▸ **EXERCISE AIM**
Rewrite the material below as a numbered list and leave out any blank lines.

▸ **DATASET EXTRACT**
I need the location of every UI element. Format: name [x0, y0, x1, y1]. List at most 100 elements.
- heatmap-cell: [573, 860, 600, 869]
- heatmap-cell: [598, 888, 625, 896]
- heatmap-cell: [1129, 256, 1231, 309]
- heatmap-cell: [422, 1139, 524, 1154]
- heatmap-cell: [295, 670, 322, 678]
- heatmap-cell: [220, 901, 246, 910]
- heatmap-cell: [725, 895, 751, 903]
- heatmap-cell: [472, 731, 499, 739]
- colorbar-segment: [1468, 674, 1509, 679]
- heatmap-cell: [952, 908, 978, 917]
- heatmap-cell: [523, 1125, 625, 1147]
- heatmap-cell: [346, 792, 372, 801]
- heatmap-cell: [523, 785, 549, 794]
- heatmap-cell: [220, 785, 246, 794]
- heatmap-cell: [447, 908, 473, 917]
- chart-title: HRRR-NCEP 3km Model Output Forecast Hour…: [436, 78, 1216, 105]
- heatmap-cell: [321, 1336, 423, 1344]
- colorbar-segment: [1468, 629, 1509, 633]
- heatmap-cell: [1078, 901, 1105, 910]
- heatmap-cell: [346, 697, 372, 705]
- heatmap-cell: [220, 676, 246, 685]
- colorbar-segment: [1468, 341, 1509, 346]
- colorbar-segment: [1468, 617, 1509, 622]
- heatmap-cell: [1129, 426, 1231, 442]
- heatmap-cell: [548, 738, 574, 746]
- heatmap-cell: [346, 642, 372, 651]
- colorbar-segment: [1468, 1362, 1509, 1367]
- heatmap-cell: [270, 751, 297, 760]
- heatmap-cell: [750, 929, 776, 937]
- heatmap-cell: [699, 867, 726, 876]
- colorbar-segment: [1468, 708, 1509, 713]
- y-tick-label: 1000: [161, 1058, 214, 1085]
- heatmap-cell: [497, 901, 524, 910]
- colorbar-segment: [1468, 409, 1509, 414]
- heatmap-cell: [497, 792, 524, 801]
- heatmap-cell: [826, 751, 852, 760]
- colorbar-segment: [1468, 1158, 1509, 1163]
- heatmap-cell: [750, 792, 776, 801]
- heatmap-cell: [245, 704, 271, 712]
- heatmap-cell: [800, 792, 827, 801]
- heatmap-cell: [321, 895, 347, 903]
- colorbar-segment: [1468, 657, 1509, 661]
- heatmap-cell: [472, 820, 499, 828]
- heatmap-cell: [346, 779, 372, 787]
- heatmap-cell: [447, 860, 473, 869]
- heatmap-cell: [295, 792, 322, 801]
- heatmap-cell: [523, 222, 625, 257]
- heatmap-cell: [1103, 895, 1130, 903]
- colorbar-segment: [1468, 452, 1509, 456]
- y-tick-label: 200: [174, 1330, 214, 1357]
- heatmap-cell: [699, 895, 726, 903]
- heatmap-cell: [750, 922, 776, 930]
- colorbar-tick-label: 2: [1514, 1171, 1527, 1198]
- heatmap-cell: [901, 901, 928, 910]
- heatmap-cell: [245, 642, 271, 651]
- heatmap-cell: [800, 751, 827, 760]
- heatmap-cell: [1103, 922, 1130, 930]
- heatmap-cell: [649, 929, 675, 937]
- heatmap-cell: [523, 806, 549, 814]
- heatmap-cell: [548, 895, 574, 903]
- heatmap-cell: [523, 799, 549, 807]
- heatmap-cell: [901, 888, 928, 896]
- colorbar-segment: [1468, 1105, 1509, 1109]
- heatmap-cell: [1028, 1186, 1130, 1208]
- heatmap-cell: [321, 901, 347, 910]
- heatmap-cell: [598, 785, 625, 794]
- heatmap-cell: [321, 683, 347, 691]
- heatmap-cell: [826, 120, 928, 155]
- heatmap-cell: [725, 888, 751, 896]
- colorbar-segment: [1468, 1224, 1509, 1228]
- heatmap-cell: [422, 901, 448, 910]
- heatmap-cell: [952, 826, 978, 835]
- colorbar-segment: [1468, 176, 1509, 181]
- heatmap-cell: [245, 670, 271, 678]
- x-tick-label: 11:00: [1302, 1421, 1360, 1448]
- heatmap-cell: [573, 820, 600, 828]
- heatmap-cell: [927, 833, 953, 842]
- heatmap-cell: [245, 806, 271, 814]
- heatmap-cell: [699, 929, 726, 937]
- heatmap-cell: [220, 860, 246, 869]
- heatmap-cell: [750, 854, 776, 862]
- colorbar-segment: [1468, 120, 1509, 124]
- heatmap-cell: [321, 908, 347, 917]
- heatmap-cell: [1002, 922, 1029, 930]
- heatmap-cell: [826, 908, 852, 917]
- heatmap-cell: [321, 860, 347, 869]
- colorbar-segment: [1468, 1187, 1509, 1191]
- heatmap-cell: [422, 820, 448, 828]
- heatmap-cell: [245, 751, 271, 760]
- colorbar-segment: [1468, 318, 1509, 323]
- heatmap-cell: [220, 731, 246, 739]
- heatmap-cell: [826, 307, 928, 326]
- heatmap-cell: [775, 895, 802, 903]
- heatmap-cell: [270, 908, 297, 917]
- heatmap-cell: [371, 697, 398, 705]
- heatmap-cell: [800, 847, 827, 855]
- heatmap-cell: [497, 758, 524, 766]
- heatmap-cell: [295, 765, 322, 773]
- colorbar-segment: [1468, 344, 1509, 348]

▸ **PROBLEM SOLUTION**
1. I need the location of every UI element. Format: name [x0, y0, x1, y1]. List at most 100 elements.
2. - heatmap-cell: [573, 860, 600, 869]
3. - heatmap-cell: [598, 888, 625, 896]
4. - heatmap-cell: [1129, 256, 1231, 309]
5. - heatmap-cell: [422, 1139, 524, 1154]
6. - heatmap-cell: [295, 670, 322, 678]
7. - heatmap-cell: [220, 901, 246, 910]
8. - heatmap-cell: [725, 895, 751, 903]
9. - heatmap-cell: [472, 731, 499, 739]
10. - colorbar-segment: [1468, 674, 1509, 679]
11. - heatmap-cell: [952, 908, 978, 917]
12. - heatmap-cell: [523, 1125, 625, 1147]
13. - heatmap-cell: [346, 792, 372, 801]
14. - heatmap-cell: [523, 785, 549, 794]
15. - heatmap-cell: [220, 785, 246, 794]
16. - heatmap-cell: [447, 908, 473, 917]
17. - chart-title: HRRR-NCEP 3km Model Output Forecast Hour…: [436, 78, 1216, 105]
18. - heatmap-cell: [321, 1336, 423, 1344]
19. - colorbar-segment: [1468, 629, 1509, 633]
20. - heatmap-cell: [1078, 901, 1105, 910]
21. - heatmap-cell: [346, 697, 372, 705]
22. - heatmap-cell: [220, 676, 246, 685]
23. - colorbar-segment: [1468, 341, 1509, 346]
24. - colorbar-segment: [1468, 617, 1509, 622]
25. - heatmap-cell: [1129, 426, 1231, 442]
26. - heatmap-cell: [548, 738, 574, 746]
27. - heatmap-cell: [346, 642, 372, 651]
28. - colorbar-segment: [1468, 1362, 1509, 1367]
29. - heatmap-cell: [270, 751, 297, 760]
30. - heatmap-cell: [750, 929, 776, 937]
31. - heatmap-cell: [699, 867, 726, 876]
32. - colorbar-segment: [1468, 708, 1509, 713]
33. - y-tick-label: 1000: [161, 1058, 214, 1085]
34. - heatmap-cell: [497, 901, 524, 910]
35. - colorbar-segment: [1468, 409, 1509, 414]
36. - heatmap-cell: [497, 792, 524, 801]
37. - heatmap-cell: [826, 751, 852, 760]
38. - colorbar-segment: [1468, 1158, 1509, 1163]
39. - heatmap-cell: [750, 792, 776, 801]
40. - heatmap-cell: [245, 704, 271, 712]
41. - heatmap-cell: [800, 792, 827, 801]
42. - heatmap-cell: [321, 895, 347, 903]
43. - colorbar-segment: [1468, 657, 1509, 661]
44. - heatmap-cell: [472, 820, 499, 828]
45. - heatmap-cell: [346, 779, 372, 787]
46. - heatmap-cell: [447, 860, 473, 869]
47. - heatmap-cell: [295, 792, 322, 801]
48. - heatmap-cell: [523, 222, 625, 257]
49. - heatmap-cell: [1103, 895, 1130, 903]
50. - colorbar-segment: [1468, 452, 1509, 456]
51. - y-tick-label: 200: [174, 1330, 214, 1357]
52. - heatmap-cell: [699, 895, 726, 903]
53. - heatmap-cell: [750, 922, 776, 930]
54. - colorbar-tick-label: 2: [1514, 1171, 1527, 1198]
55. - heatmap-cell: [901, 901, 928, 910]
56. - heatmap-cell: [245, 642, 271, 651]
57. - heatmap-cell: [800, 751, 827, 760]
58. - heatmap-cell: [1103, 922, 1130, 930]
59. - heatmap-cell: [649, 929, 675, 937]
60. - heatmap-cell: [523, 806, 549, 814]
61. - heatmap-cell: [548, 895, 574, 903]
62. - heatmap-cell: [523, 799, 549, 807]
63. - heatmap-cell: [901, 888, 928, 896]
64. - colorbar-segment: [1468, 1105, 1509, 1109]
65. - heatmap-cell: [1028, 1186, 1130, 1208]
66. - heatmap-cell: [321, 901, 347, 910]
67. - heatmap-cell: [598, 785, 625, 794]
68. - heatmap-cell: [321, 683, 347, 691]
69. - heatmap-cell: [826, 120, 928, 155]
70. - heatmap-cell: [725, 888, 751, 896]
71. - colorbar-segment: [1468, 1224, 1509, 1228]
72. - heatmap-cell: [422, 901, 448, 910]
73. - heatmap-cell: [952, 826, 978, 835]
74. - colorbar-segment: [1468, 176, 1509, 181]
75. - heatmap-cell: [245, 670, 271, 678]
76. - x-tick-label: 11:00: [1302, 1421, 1360, 1448]
77. - heatmap-cell: [573, 820, 600, 828]
78. - heatmap-cell: [927, 833, 953, 842]
79. - heatmap-cell: [245, 806, 271, 814]
80. - heatmap-cell: [699, 929, 726, 937]
81. - heatmap-cell: [220, 860, 246, 869]
82. - heatmap-cell: [750, 854, 776, 862]
83. - colorbar-segment: [1468, 120, 1509, 124]
84. - heatmap-cell: [321, 908, 347, 917]
85. - heatmap-cell: [1002, 922, 1029, 930]
86. - heatmap-cell: [826, 908, 852, 917]
87. - heatmap-cell: [321, 860, 347, 869]
88. - colorbar-segment: [1468, 1187, 1509, 1191]
89. - heatmap-cell: [422, 820, 448, 828]
90. - heatmap-cell: [245, 751, 271, 760]
91. - colorbar-segment: [1468, 318, 1509, 323]
92. - heatmap-cell: [220, 731, 246, 739]
93. - heatmap-cell: [826, 307, 928, 326]
94. - heatmap-cell: [775, 895, 802, 903]
95. - heatmap-cell: [270, 908, 297, 917]
96. - heatmap-cell: [371, 697, 398, 705]
97. - heatmap-cell: [800, 847, 827, 855]
98. - heatmap-cell: [497, 758, 524, 766]
99. - heatmap-cell: [295, 765, 322, 773]
100. - colorbar-segment: [1468, 344, 1509, 348]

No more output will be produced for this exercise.